◆ Exercise
The listing below is to be output in its exact form.

>> start

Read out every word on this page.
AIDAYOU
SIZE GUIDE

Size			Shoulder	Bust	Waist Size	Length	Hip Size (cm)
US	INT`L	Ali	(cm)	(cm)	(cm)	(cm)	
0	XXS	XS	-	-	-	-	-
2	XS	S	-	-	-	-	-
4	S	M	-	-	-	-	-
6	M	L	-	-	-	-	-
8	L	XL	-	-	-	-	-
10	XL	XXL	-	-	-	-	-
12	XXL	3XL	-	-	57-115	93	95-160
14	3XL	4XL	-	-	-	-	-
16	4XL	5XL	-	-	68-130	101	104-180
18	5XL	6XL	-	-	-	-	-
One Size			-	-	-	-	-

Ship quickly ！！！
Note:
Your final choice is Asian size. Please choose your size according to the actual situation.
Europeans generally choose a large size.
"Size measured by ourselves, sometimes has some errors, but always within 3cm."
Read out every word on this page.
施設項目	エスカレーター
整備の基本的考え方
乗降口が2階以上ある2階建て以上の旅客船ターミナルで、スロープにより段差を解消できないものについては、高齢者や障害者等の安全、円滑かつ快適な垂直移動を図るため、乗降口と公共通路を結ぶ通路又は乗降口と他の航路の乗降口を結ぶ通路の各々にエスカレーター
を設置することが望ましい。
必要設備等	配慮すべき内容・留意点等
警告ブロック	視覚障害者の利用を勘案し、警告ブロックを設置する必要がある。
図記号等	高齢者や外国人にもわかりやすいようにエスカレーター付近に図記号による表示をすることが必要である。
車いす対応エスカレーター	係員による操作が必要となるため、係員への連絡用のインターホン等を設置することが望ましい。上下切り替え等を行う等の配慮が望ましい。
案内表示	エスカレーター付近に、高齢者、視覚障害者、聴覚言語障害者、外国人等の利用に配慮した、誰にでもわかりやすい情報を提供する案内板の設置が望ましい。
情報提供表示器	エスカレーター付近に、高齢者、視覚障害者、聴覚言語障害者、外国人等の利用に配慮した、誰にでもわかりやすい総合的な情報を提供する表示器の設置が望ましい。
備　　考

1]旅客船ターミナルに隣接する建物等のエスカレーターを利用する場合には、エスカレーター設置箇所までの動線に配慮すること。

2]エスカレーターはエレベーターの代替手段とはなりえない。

>> end

◆ Solution to this exercise
Read out every word on this page.
AIDAYOU
SIZE GUIDE

Size			Shoulder	Bust	Waist Size	Length	Hip Size (cm)
US	INT`L	Ali	(cm)	(cm)	(cm)	(cm)	
0	XXS	XS	-	-	-	-	-
2	XS	S	-	-	-	-	-
4	S	M	-	-	-	-	-
6	M	L	-	-	-	-	-
8	L	XL	-	-	-	-	-
10	XL	XXL	-	-	-	-	-
12	XXL	3XL	-	-	57-115	93	95-160
14	3XL	4XL	-	-	-	-	-
16	4XL	5XL	-	-	68-130	101	104-180
18	5XL	6XL	-	-	-	-	-
One Size			-	-	-	-	-

Ship quickly ！！！
Note:
Your final choice is Asian size. Please choose your size according to the actual situation.
Europeans generally choose a large size.
"Size measured by ourselves, sometimes has some errors, but always within 3cm."
Read out every word on this page.
施設項目	エスカレーター
整備の基本的考え方
乗降口が2階以上ある2階建て以上の旅客船ターミナルで、スロープにより段差を解消できないものについては、高齢者や障害者等の安全、円滑かつ快適な垂直移動を図るため、乗降口と公共通路を結ぶ通路又は乗降口と他の航路の乗降口を結ぶ通路の各々にエスカレーター
を設置することが望ましい。
必要設備等	配慮すべき内容・留意点等
警告ブロック	視覚障害者の利用を勘案し、警告ブロックを設置する必要がある。
図記号等	高齢者や外国人にもわかりやすいようにエスカレーター付近に図記号による表示をすることが必要である。
車いす対応エスカレーター	係員による操作が必要となるため、係員への連絡用のインターホン等を設置することが望ましい。上下切り替え等を行う等の配慮が望ましい。
案内表示	エスカレーター付近に、高齢者、視覚障害者、聴覚言語障害者、外国人等の利用に配慮した、誰にでもわかりやすい情報を提供する案内板の設置が望ましい。
情報提供表示器	エスカレーター付近に、高齢者、視覚障害者、聴覚言語障害者、外国人等の利用に配慮した、誰にでもわかりやすい総合的な情報を提供する表示器の設置が望ましい。
備　　考

1]旅客船ターミナルに隣接する建物等のエスカレーターを利用する場合には、エスカレーター設置箇所までの動線に配慮すること。

2]エスカレーターはエレベーターの代替手段とはなりえない。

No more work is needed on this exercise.